What this task involves: Among the lines of the listing below, retype exactly those from the one containing "Parse this screenshot: output" through the one containing "What's the underlying", both included. Do not include pictures.

* * *

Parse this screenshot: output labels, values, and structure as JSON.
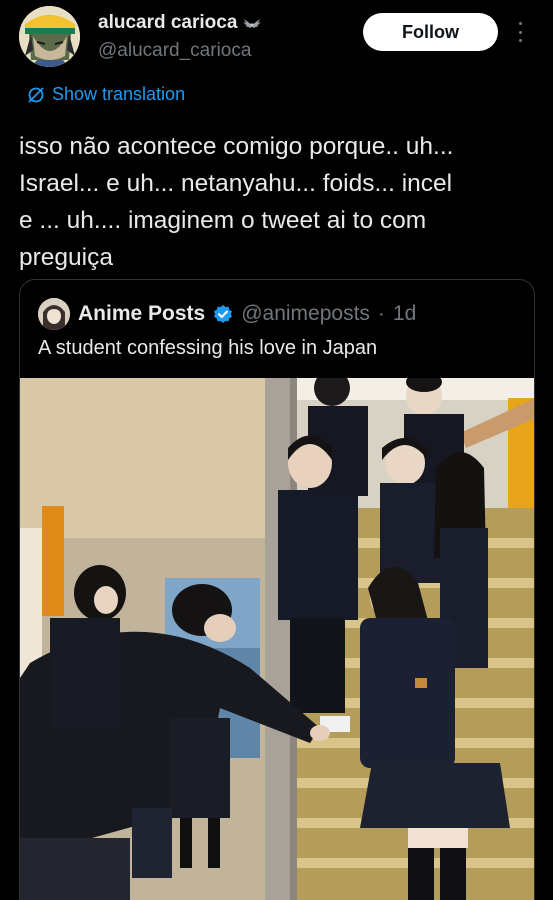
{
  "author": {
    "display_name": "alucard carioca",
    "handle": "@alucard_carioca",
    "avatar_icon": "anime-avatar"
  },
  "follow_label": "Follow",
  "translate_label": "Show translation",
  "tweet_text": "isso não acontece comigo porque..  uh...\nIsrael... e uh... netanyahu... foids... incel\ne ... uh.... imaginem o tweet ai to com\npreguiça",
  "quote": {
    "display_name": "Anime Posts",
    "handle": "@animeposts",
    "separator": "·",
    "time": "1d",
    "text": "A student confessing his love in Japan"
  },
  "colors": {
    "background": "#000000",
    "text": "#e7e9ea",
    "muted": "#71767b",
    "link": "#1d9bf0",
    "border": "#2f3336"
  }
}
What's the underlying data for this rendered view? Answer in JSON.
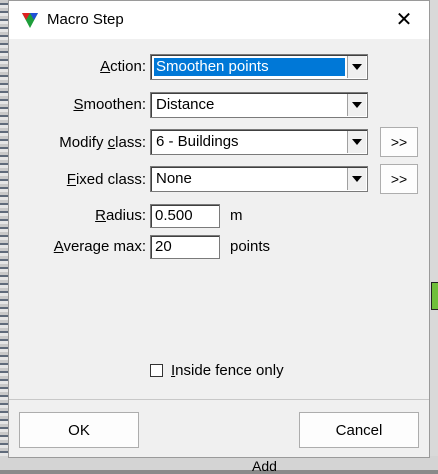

* * *

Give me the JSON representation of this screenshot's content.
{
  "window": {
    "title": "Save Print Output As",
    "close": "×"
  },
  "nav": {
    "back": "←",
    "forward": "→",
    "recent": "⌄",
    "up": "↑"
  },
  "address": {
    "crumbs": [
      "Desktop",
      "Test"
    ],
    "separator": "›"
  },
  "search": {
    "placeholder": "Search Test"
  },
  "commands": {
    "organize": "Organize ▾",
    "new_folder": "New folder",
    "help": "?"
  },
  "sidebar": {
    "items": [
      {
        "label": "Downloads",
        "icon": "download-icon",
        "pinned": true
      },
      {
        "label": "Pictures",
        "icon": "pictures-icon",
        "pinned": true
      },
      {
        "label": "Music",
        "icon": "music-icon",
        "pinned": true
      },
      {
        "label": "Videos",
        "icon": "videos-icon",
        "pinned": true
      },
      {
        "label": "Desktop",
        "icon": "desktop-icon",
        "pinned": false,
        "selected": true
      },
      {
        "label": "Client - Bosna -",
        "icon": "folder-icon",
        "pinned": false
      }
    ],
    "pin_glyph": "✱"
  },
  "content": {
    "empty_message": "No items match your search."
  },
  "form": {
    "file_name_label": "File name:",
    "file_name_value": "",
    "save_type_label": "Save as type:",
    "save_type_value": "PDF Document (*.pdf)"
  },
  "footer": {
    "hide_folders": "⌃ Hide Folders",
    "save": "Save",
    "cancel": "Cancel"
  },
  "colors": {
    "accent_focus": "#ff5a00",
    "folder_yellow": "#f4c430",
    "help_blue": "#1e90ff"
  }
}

* * *

Answer for the task:
Parse this screenshot: output labels, values, and structure as JSON.
{
  "author": {
    "display_name": "alucard carioca",
    "handle": "@alucard_carioca",
    "avatar_icon": "anime-avatar"
  },
  "follow_label": "Follow",
  "translate_label": "Show translation",
  "tweet_text": "isso não acontece comigo porque..  uh...\nIsrael... e uh... netanyahu... foids... incel\ne ... uh.... imaginem o tweet ai to com\npreguiça",
  "quote": {
    "display_name": "Anime Posts",
    "handle": "@animeposts",
    "separator": "·",
    "time": "1d",
    "text": "A student confessing his love in Japan"
  },
  "colors": {
    "background": "#000000",
    "text": "#e7e9ea",
    "muted": "#71767b",
    "link": "#1d9bf0",
    "border": "#2f3336"
  }
}
What's the underlying data for this rendered view? Answer in JSON.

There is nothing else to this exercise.